>>

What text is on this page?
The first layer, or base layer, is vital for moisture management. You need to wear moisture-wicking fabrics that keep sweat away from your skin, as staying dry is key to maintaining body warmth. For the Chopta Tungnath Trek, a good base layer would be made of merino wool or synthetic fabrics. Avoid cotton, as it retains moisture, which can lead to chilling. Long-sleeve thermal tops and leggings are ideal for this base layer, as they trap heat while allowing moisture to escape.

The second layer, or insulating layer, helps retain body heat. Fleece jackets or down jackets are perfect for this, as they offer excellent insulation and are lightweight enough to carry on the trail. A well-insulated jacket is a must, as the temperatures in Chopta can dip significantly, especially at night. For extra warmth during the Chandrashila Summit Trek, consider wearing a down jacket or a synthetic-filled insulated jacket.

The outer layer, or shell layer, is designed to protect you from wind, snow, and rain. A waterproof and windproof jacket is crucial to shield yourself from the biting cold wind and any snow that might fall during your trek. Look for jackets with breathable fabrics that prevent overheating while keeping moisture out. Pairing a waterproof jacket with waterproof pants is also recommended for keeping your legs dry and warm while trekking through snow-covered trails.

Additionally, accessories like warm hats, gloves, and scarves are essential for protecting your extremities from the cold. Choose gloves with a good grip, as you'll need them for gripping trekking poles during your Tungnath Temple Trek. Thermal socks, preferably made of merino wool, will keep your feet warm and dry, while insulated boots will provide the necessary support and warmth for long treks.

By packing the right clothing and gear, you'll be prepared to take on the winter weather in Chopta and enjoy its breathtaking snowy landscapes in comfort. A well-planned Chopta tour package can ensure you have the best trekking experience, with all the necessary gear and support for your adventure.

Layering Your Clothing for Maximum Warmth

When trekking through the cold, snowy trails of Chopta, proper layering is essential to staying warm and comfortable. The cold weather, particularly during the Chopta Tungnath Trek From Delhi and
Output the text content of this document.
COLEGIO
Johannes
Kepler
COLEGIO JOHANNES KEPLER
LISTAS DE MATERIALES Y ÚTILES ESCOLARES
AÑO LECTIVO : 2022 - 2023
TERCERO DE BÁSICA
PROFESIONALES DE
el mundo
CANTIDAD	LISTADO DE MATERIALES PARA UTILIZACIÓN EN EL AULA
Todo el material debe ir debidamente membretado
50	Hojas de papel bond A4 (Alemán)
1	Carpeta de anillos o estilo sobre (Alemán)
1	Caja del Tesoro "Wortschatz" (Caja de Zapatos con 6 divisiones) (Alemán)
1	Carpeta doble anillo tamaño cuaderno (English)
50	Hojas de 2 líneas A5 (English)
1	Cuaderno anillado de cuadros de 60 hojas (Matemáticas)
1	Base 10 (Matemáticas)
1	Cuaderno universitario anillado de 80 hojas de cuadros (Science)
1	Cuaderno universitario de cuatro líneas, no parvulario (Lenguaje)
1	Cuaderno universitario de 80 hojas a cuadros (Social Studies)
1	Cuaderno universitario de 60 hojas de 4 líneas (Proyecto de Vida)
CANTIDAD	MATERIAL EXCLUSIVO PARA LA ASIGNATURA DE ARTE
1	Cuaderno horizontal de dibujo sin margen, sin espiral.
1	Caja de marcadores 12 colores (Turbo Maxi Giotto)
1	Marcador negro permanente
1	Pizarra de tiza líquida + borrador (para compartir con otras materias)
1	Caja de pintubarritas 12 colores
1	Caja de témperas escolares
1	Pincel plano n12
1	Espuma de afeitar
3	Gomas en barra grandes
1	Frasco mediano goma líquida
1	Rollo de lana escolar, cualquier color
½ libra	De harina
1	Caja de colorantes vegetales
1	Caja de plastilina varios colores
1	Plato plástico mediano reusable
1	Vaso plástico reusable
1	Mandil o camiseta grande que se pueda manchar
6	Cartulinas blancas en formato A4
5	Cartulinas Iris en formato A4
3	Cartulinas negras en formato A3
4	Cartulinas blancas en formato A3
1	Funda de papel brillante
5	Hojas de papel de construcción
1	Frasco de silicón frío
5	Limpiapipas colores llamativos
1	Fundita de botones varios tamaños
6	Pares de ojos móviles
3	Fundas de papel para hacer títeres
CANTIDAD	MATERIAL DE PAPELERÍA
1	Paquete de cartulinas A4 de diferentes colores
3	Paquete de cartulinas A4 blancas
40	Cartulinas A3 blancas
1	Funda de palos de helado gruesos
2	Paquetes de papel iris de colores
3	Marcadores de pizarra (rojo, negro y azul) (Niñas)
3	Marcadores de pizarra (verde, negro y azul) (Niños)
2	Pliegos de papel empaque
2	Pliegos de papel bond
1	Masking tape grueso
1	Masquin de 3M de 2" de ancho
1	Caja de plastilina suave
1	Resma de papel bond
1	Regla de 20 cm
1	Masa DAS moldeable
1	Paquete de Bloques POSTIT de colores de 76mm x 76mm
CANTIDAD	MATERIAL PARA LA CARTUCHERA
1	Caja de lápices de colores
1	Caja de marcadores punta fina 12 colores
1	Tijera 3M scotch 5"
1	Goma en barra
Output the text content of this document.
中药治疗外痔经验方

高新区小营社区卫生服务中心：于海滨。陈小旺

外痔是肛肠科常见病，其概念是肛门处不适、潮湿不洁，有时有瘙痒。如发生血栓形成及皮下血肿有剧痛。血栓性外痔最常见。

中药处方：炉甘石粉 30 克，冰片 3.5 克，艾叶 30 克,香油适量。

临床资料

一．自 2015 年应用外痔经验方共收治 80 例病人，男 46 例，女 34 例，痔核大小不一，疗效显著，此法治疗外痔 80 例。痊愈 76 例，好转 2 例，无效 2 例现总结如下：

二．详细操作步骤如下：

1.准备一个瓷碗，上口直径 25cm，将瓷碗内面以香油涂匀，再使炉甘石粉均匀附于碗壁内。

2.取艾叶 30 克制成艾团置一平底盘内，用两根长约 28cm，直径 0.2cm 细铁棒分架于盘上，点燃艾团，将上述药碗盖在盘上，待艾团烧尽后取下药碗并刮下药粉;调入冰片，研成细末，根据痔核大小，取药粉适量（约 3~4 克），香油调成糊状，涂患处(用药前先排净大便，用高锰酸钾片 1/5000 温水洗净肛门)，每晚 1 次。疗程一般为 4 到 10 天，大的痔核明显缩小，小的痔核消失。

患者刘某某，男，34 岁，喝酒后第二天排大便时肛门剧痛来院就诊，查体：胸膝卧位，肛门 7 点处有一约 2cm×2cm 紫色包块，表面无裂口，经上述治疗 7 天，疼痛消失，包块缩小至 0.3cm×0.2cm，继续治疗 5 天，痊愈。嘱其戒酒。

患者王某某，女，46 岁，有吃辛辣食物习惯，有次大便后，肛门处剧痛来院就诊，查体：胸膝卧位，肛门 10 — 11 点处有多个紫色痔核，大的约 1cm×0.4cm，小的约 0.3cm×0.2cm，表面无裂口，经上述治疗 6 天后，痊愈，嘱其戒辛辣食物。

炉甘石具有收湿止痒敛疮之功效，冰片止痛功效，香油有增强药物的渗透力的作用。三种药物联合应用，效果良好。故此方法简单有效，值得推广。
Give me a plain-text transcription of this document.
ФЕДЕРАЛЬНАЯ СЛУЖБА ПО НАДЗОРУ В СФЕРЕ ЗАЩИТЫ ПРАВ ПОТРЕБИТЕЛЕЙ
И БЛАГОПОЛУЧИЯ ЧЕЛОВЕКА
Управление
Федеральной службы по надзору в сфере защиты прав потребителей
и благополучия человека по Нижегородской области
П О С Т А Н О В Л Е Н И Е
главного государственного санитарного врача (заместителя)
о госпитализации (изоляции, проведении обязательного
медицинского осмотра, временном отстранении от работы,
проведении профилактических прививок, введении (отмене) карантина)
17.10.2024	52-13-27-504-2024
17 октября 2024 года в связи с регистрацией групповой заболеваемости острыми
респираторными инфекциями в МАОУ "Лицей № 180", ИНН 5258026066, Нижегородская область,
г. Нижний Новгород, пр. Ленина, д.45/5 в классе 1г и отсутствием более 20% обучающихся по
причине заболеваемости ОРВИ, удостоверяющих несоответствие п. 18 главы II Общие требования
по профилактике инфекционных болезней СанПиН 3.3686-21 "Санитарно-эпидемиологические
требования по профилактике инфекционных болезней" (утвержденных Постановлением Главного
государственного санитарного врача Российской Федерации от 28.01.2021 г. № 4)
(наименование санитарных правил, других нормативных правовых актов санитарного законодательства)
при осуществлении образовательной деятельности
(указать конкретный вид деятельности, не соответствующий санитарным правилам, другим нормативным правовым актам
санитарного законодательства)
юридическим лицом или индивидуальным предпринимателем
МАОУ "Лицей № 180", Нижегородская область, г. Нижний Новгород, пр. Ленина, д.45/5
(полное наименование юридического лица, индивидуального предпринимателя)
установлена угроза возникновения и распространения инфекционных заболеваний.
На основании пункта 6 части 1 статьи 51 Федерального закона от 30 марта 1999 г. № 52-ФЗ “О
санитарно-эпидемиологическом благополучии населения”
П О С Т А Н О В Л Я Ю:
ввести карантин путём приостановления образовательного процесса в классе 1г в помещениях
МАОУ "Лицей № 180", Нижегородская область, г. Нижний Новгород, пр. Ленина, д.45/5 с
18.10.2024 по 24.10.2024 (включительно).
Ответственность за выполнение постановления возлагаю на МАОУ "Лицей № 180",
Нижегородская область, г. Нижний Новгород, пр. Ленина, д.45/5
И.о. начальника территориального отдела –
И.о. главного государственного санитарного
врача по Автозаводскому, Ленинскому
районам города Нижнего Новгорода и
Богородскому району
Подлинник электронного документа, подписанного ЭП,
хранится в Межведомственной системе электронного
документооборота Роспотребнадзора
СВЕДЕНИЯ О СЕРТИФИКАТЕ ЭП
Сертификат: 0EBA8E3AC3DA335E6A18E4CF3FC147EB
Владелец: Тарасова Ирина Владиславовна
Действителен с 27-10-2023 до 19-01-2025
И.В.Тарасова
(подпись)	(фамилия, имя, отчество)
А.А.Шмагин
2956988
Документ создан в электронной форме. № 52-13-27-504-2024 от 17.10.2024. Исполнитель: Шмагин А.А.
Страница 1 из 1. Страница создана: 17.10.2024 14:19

<<

Stated task:
State how many lines of the material contain the string "МАОУ", with no other words.

Result for this exercise:
4